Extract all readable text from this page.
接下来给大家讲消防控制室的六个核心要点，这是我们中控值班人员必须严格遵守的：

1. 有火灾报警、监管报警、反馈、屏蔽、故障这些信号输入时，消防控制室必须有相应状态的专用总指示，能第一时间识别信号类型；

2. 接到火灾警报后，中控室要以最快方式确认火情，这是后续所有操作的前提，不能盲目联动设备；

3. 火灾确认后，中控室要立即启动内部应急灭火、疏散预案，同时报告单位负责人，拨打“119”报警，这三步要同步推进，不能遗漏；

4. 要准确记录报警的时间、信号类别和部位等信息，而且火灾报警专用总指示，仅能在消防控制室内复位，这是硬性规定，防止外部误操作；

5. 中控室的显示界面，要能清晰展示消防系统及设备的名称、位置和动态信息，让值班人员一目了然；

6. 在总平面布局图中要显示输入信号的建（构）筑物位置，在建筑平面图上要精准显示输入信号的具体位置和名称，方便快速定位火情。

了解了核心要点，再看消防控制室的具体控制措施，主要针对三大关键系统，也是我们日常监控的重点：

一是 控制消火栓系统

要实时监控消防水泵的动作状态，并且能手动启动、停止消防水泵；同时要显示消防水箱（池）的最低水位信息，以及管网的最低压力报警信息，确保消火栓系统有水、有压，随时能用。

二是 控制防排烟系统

> **Task brief**
Extract all lines as given.

> **Response to this exercise**
Extract all readable text from this page.
接下来给大家讲消防控制室的六个核心要点，这是我们中控值班人员必须严格遵守的：

1. 有火灾报警、监管报警、反馈、屏蔽、故障这些信号输入时，消防控制室必须有相应状态的专用总指示，能第一时间识别信号类型；

2. 接到火灾警报后，中控室要以最快方式确认火情，这是后续所有操作的前提，不能盲目联动设备；

3. 火灾确认后，中控室要立即启动内部应急灭火、疏散预案，同时报告单位负责人，拨打“119”报警，这三步要同步推进，不能遗漏；

4. 要准确记录报警的时间、信号类别和部位等信息，而且火灾报警专用总指示，仅能在消防控制室内复位，这是硬性规定，防止外部误操作；

5. 中控室的显示界面，要能清晰展示消防系统及设备的名称、位置和动态信息，让值班人员一目了然；

6. 在总平面布局图中要显示输入信号的建（构）筑物位置，在建筑平面图上要精准显示输入信号的具体位置和名称，方便快速定位火情。

了解了核心要点，再看消防控制室的具体控制措施，主要针对三大关键系统，也是我们日常监控的重点：

一是 控制消火栓系统

要实时监控消防水泵的动作状态，并且能手动启动、停止消防水泵；同时要显示消防水箱（池）的最低水位信息，以及管网的最低压力报警信息，确保消火栓系统有水、有压，随时能用。

二是 控制防排烟系统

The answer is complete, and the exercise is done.